═════ ENTRIES SHOWN
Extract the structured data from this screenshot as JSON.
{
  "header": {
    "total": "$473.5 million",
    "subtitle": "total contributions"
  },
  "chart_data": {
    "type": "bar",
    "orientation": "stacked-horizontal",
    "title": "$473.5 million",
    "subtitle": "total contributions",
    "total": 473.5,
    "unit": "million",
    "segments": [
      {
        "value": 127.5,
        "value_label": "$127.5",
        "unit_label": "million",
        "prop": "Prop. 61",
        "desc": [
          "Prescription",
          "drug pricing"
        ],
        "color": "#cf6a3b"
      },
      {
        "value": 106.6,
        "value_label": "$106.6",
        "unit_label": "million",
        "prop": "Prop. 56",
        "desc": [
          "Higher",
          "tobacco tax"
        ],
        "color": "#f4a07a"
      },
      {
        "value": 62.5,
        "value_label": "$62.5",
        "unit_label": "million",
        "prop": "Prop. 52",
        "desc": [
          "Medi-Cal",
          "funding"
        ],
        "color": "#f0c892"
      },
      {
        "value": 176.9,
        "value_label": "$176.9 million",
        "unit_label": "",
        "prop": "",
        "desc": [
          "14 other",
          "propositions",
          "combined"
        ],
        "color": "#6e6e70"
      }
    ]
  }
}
══════════
= PROBLEM DESCRIPTION =
Every entry should be output exactly as written, please.

= SOLUTION TO THIS EXERCISE =
Extract the structured data from this screenshot as JSON.
{
  "header": {
    "total": "$473.5 million",
    "subtitle": "total contributions"
  },
  "chart_data": {
    "type": "bar",
    "orientation": "stacked-horizontal",
    "title": "$473.5 million",
    "subtitle": "total contributions",
    "total": 473.5,
    "unit": "million",
    "segments": [
      {
        "value": 127.5,
        "value_label": "$127.5",
        "unit_label": "million",
        "prop": "Prop. 61",
        "desc": [
          "Prescription",
          "drug pricing"
        ],
        "color": "#cf6a3b"
      },
      {
        "value": 106.6,
        "value_label": "$106.6",
        "unit_label": "million",
        "prop": "Prop. 56",
        "desc": [
          "Higher",
          "tobacco tax"
        ],
        "color": "#f4a07a"
      },
      {
        "value": 62.5,
        "value_label": "$62.5",
        "unit_label": "million",
        "prop": "Prop. 52",
        "desc": [
          "Medi-Cal",
          "funding"
        ],
        "color": "#f0c892"
      },
      {
        "value": 176.9,
        "value_label": "$176.9 million",
        "unit_label": "",
        "prop": "",
        "desc": [
          "14 other",
          "propositions",
          "combined"
        ],
        "color": "#6e6e70"
      }
    ]
  }
}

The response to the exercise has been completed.